--- START Task material ---
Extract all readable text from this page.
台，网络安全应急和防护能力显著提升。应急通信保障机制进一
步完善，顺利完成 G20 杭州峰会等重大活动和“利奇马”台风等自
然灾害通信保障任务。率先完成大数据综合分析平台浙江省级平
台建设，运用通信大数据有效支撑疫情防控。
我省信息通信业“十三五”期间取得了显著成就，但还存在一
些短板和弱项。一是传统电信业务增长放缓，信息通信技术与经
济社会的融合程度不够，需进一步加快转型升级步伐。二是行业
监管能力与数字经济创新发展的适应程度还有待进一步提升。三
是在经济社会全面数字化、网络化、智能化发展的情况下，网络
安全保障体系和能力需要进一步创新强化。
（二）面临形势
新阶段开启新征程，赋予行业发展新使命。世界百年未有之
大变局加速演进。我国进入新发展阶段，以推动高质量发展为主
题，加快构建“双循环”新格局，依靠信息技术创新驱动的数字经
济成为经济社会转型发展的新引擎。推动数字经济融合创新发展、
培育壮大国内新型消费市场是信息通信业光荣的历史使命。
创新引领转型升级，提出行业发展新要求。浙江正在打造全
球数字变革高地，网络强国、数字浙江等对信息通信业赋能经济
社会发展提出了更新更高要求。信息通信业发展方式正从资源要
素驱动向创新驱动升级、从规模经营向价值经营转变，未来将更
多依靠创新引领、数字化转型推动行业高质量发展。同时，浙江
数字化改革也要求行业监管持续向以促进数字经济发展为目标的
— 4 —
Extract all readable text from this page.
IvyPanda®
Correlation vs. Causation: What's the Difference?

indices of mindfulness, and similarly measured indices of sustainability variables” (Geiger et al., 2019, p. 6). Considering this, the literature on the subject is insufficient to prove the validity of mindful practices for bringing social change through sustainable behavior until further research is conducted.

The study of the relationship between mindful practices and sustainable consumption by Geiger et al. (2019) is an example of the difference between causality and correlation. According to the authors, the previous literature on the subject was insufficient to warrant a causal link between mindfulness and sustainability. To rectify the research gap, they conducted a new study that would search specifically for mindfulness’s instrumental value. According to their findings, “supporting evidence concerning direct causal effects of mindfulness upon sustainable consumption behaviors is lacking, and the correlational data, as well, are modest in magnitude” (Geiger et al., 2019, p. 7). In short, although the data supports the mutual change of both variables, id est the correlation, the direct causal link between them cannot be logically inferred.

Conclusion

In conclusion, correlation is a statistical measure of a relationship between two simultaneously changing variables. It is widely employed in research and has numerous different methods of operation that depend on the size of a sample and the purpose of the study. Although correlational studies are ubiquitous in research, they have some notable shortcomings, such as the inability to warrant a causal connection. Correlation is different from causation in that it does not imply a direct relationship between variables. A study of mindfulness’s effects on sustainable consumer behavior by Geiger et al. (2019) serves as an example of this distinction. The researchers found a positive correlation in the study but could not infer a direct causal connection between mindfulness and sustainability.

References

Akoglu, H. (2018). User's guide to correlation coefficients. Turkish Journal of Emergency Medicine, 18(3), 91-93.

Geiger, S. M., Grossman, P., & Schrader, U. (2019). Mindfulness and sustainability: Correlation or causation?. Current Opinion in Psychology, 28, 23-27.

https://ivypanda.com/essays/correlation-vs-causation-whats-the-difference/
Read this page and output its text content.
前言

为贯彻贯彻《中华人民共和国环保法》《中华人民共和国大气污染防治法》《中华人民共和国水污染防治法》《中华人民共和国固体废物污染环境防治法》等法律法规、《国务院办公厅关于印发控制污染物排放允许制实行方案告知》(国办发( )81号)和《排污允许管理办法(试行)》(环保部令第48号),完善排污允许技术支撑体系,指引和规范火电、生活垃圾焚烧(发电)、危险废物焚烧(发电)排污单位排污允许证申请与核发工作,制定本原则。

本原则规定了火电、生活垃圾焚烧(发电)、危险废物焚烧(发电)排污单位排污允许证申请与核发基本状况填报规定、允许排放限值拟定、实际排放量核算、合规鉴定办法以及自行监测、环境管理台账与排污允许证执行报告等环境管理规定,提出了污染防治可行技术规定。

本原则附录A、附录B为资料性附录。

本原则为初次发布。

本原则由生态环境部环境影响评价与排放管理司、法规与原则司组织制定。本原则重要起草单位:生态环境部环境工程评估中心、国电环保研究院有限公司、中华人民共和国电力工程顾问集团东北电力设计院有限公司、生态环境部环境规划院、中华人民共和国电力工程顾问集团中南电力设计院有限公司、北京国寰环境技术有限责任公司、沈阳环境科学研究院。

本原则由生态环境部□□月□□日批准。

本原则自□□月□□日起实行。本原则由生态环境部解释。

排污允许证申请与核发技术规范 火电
--- END Task material ---
*Your task*.
Return all of the entries exactly as written.

*Output of the task*.
Extract all readable text from this page.
台，网络安全应急和防护能力显著提升。应急通信保障机制进一
步完善，顺利完成 G20 杭州峰会等重大活动和“利奇马”台风等自
然灾害通信保障任务。率先完成大数据综合分析平台浙江省级平
台建设，运用通信大数据有效支撑疫情防控。
我省信息通信业“十三五”期间取得了显著成就，但还存在一
些短板和弱项。一是传统电信业务增长放缓，信息通信技术与经
济社会的融合程度不够，需进一步加快转型升级步伐。二是行业
监管能力与数字经济创新发展的适应程度还有待进一步提升。三
是在经济社会全面数字化、网络化、智能化发展的情况下，网络
安全保障体系和能力需要进一步创新强化。
（二）面临形势
新阶段开启新征程，赋予行业发展新使命。世界百年未有之
大变局加速演进。我国进入新发展阶段，以推动高质量发展为主
题，加快构建“双循环”新格局，依靠信息技术创新驱动的数字经
济成为经济社会转型发展的新引擎。推动数字经济融合创新发展、
培育壮大国内新型消费市场是信息通信业光荣的历史使命。
创新引领转型升级，提出行业发展新要求。浙江正在打造全
球数字变革高地，网络强国、数字浙江等对信息通信业赋能经济
社会发展提出了更新更高要求。信息通信业发展方式正从资源要
素驱动向创新驱动升级、从规模经营向价值经营转变，未来将更
多依靠创新引领、数字化转型推动行业高质量发展。同时，浙江
数字化改革也要求行业监管持续向以促进数字经济发展为目标的
— 4 —
Extract all readable text from this page.
IvyPanda®
Correlation vs. Causation: What's the Difference?

indices of mindfulness, and similarly measured indices of sustainability variables” (Geiger et al., 2019, p. 6). Considering this, the literature on the subject is insufficient to prove the validity of mindful practices for bringing social change through sustainable behavior until further research is conducted.

The study of the relationship between mindful practices and sustainable consumption by Geiger et al. (2019) is an example of the difference between causality and correlation. According to the authors, the previous literature on the subject was insufficient to warrant a causal link between mindfulness and sustainability. To rectify the research gap, they conducted a new study that would search specifically for mindfulness’s instrumental value. According to their findings, “supporting evidence concerning direct causal effects of mindfulness upon sustainable consumption behaviors is lacking, and the correlational data, as well, are modest in magnitude” (Geiger et al., 2019, p. 7). In short, although the data supports the mutual change of both variables, id est the correlation, the direct causal link between them cannot be logically inferred.

Conclusion

In conclusion, correlation is a statistical measure of a relationship between two simultaneously changing variables. It is widely employed in research and has numerous different methods of operation that depend on the size of a sample and the purpose of the study. Although correlational studies are ubiquitous in research, they have some notable shortcomings, such as the inability to warrant a causal connection. Correlation is different from causation in that it does not imply a direct relationship between variables. A study of mindfulness’s effects on sustainable consumer behavior by Geiger et al. (2019) serves as an example of this distinction. The researchers found a positive correlation in the study but could not infer a direct causal connection between mindfulness and sustainability.

References

Akoglu, H. (2018). User's guide to correlation coefficients. Turkish Journal of Emergency Medicine, 18(3), 91-93.

Geiger, S. M., Grossman, P., & Schrader, U. (2019). Mindfulness and sustainability: Correlation or causation?. Current Opinion in Psychology, 28, 23-27.

https://ivypanda.com/essays/correlation-vs-causation-whats-the-difference/
Read this page and output its text content.
前言

为贯彻贯彻《中华人民共和国环保法》《中华人民共和国大气污染防治法》《中华人民共和国水污染防治法》《中华人民共和国固体废物污染环境防治法》等法律法规、《国务院办公厅关于印发控制污染物排放允许制实行方案告知》(国办发( )81号)和《排污允许管理办法(试行)》(环保部令第48号),完善排污允许技术支撑体系,指引和规范火电、生活垃圾焚烧(发电)、危险废物焚烧(发电)排污单位排污允许证申请与核发工作,制定本原则。

本原则规定了火电、生活垃圾焚烧(发电)、危险废物焚烧(发电)排污单位排污允许证申请与核发基本状况填报规定、允许排放限值拟定、实际排放量核算、合规鉴定办法以及自行监测、环境管理台账与排污允许证执行报告等环境管理规定,提出了污染防治可行技术规定。

本原则附录A、附录B为资料性附录。

本原则为初次发布。

本原则由生态环境部环境影响评价与排放管理司、法规与原则司组织制定。本原则重要起草单位:生态环境部环境工程评估中心、国电环保研究院有限公司、中华人民共和国电力工程顾问集团东北电力设计院有限公司、生态环境部环境规划院、中华人民共和国电力工程顾问集团中南电力设计院有限公司、北京国寰环境技术有限责任公司、沈阳环境科学研究院。

本原则由生态环境部□□月□□日批准。

本原则自□□月□□日起实行。本原则由生态环境部解释。

排污允许证申请与核发技术规范 火电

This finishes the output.